- Work to be completed: Check every line of the entries below for the word "this", and copy the ones that have it.

[Stored data entries]

===

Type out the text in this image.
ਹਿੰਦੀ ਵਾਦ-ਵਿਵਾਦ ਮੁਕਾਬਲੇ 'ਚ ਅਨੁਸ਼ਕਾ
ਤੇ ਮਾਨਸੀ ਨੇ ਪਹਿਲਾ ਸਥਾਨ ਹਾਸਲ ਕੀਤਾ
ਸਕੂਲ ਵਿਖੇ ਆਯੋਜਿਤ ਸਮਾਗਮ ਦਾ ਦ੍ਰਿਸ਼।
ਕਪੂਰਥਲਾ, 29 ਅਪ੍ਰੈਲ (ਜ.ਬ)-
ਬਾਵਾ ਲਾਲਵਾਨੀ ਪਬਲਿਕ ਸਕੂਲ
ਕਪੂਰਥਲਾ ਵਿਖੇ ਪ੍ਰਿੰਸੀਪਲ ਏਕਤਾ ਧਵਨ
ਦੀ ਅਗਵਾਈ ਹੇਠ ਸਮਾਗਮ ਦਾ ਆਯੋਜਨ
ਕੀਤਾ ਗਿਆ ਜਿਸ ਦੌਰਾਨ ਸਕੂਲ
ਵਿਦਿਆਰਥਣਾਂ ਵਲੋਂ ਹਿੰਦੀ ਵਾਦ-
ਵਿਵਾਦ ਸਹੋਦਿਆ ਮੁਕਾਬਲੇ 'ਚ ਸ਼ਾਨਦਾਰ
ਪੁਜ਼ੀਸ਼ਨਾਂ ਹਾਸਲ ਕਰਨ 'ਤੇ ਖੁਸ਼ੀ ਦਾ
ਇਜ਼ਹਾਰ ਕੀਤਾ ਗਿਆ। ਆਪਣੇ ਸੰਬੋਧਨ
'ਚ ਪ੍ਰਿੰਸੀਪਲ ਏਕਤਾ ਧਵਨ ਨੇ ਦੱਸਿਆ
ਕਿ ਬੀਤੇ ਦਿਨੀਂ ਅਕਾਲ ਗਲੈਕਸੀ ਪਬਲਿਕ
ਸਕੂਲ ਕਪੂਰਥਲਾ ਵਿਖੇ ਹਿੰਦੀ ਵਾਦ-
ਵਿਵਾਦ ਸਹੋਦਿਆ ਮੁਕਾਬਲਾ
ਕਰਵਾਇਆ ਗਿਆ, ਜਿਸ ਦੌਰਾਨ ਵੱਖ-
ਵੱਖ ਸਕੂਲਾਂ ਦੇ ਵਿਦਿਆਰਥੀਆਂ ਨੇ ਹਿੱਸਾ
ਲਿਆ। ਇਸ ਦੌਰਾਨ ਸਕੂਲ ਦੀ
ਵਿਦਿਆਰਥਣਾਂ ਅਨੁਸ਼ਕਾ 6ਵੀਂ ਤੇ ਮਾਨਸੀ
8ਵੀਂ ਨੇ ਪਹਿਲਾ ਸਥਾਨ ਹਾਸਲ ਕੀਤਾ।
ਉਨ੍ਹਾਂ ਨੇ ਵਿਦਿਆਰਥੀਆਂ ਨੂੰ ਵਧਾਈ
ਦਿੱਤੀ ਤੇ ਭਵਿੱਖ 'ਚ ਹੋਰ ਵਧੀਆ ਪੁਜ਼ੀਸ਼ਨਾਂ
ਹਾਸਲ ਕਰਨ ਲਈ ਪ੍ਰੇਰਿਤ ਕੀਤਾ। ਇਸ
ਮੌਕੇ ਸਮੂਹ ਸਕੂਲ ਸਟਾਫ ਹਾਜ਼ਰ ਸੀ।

===

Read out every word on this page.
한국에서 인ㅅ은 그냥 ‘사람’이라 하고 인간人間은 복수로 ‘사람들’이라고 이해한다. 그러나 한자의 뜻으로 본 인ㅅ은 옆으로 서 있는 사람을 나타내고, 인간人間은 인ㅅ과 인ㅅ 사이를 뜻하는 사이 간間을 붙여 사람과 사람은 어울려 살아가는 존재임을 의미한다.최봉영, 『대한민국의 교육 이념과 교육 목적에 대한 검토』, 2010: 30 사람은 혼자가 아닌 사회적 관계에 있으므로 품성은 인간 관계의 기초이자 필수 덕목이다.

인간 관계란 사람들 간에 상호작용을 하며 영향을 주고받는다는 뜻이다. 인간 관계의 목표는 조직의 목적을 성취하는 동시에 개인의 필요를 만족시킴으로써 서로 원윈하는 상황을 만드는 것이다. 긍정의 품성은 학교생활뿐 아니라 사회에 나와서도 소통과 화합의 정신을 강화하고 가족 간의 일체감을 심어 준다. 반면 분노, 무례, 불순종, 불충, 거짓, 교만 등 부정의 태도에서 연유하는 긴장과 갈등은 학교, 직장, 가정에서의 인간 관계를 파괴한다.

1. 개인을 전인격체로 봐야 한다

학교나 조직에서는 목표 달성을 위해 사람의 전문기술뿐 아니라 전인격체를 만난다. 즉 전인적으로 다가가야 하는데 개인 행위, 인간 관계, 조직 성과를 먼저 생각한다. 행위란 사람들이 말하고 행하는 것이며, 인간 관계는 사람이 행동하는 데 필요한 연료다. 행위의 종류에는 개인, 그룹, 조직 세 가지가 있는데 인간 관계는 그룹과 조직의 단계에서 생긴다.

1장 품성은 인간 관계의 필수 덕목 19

===

- Written answer:
Type out the text in this image.
Read out every word on this page.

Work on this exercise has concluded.